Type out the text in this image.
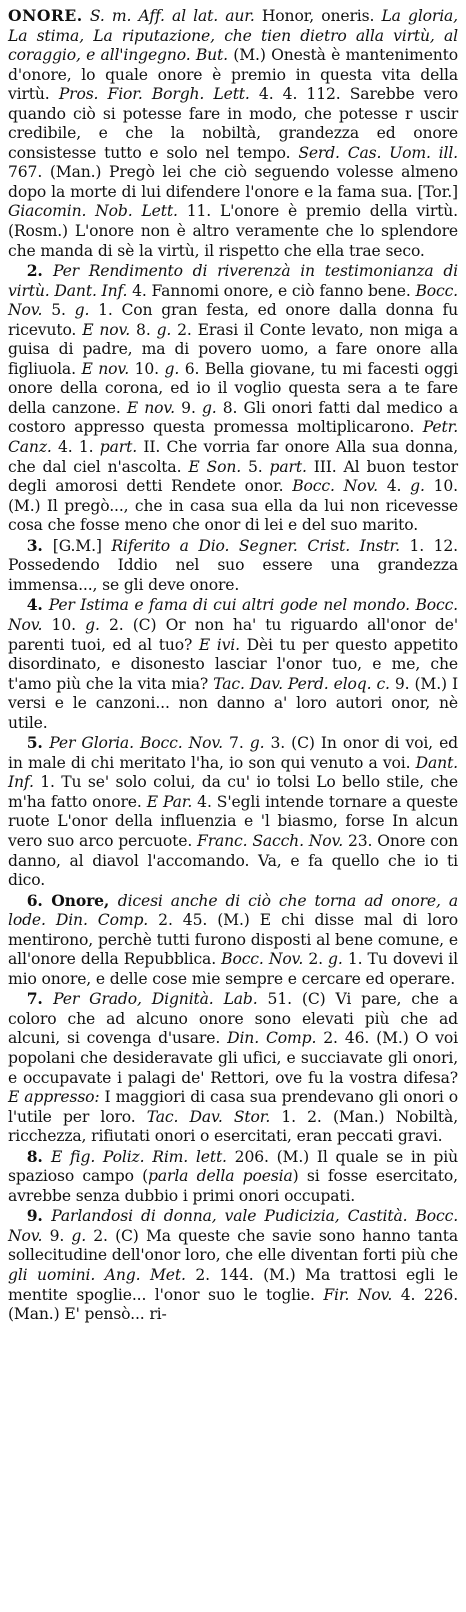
ONORE. S. m. Aff. al lat. aur. Honor, oneris. La gloria, La stima, La riputazione, che tien dietro alla virtù, al coraggio, e all'ingegno. But. (M.) Onestà è mantenimento d'onore, lo quale onore è premio in questa vita della virtù. Pros. Fior. Borgh. Lett. 4. 4. 112. Sarebbe vero quando ciò si potesse fare in modo, che potesse r uscir credibile, e che la nobiltà, grandezza ed onore consistesse tutto e solo nel tempo. Serd. Cas. Uom. ill. 767. (Man.) Pregò lei che ciò seguendo volesse almeno dopo la morte di lui difendere l'onore e la fama sua. [Tor.] Giacomin. Nob. Lett. 11. L'onore è premio della virtù. (Rosm.) L'onore non è altro veramente che lo splendore che manda di sè la virtù, il rispetto che ella trae seco.

2. Per Rendimento di riverenzà in testimonianza di virtù. Dant. Inf. 4. Fannomi onore, e ciò fanno bene. Bocc. Nov. 5. g. 1. Con gran festa, ed onore dalla donna fu ricevuto. E nov. 8. g. 2. Erasi il Conte levato, non miga a guisa di padre, ma di povero uomo, a fare onore alla figliuola. E nov. 10. g. 6. Bella giovane, tu mi facesti oggi onore della corona, ed io il voglio questa sera a te fare della canzone. E nov. 9. g. 8. Gli onori fatti dal medico a costoro appresso questa promessa moltiplicarono. Petr. Canz. 4. 1. part. II. Che vorria far onore Alla sua donna, che dal ciel n'ascolta. E Son. 5. part. III. Al buon testor degli amorosi detti Rendete onor. Bocc. Nov. 4. g. 10. (M.) Il pregò..., che in casa sua ella da lui non ricevesse cosa che fosse meno che onor di lei e del suo marito.

3. [G.M.] Riferito a Dio. Segner. Crist. Instr. 1. 12. Possedendo Iddio nel suo essere una grandezza immensa..., se gli deve onore.

4. Per Istima e fama di cui altri gode nel mondo. Bocc. Nov. 10. g. 2. (C) Or non ha' tu riguardo all'onor de' parenti tuoi, ed al tuo? E ivi. Dèi tu per questo appetito disordinato, e disonesto lasciar l'onor tuo, e me, che t'amo più che la vita mia? Tac. Dav. Perd. eloq. c. 9. (M.) I versi e le canzoni... non danno a' loro autori onor, nè utile.

5. Per Gloria. Bocc. Nov. 7. g. 3. (C) In onor di voi, ed in male di chi meritato l'ha, io son qui venuto a voi. Dant. Inf. 1. Tu se' solo colui, da cu' io tolsi Lo bello stile, che m'ha fatto onore. E Par. 4. S'egli intende tornare a queste ruote L'onor della influenzia e 'l biasmo, forse In alcun vero suo arco percuote. Franc. Sacch. Nov. 23. Onore con danno, al diavol l'accomando. Va, e fa quello che io ti dico.

6. Onore, dicesi anche di ciò che torna ad onore, a lode. Din. Comp. 2. 45. (M.) E chi disse mal di loro mentirono, perchè tutti furono disposti al bene comune, e all'onore della Repubblica. Bocc. Nov. 2. g. 1. Tu dovevi il mio onore, e delle cose mie sempre e cercare ed operare.

7. Per Grado, Dignità. Lab. 51. (C) Vi pare, che a coloro che ad alcuno onore sono elevati più che ad alcuni, si covenga d'usare. Din. Comp. 2. 46. (M.) O voi popolani che desideravate gli ufici, e succiavate gli onori, e occupavate i palagi de' Rettori, ove fu la vostra difesa? E appresso: I maggiori di casa sua prendevano gli onori o l'utile per loro. Tac. Dav. Stor. 1. 2. (Man.) Nobiltà, ricchezza, rifiutati onori o esercitati, eran peccati gravi.

8. E fig. Poliz. Rim. lett. 206. (M.) Il quale se in più spazioso campo (parla della poesia) si fosse esercitato, avrebbe senza dubbio i primi onori occupati.

9. Parlandosi di donna, vale Pudicizia, Castità. Bocc. Nov. 9. g. 2. (C) Ma queste che savie sono hanno tanta sollecitudine dell'onor loro, che elle diventan forti più che gli uomini. Ang. Met. 2. 144. (M.) Ma trattosi egli le mentite spoglie... l'onor suo le toglie. Fir. Nov. 4. 226. (Man.) E' pensò... ri-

____________________

| WHAT THIS TASK INVOLVES |
Report how many lines in the records hold the word "fosse", giving the number and nothing else.

| RESULT OF THE TASK |
2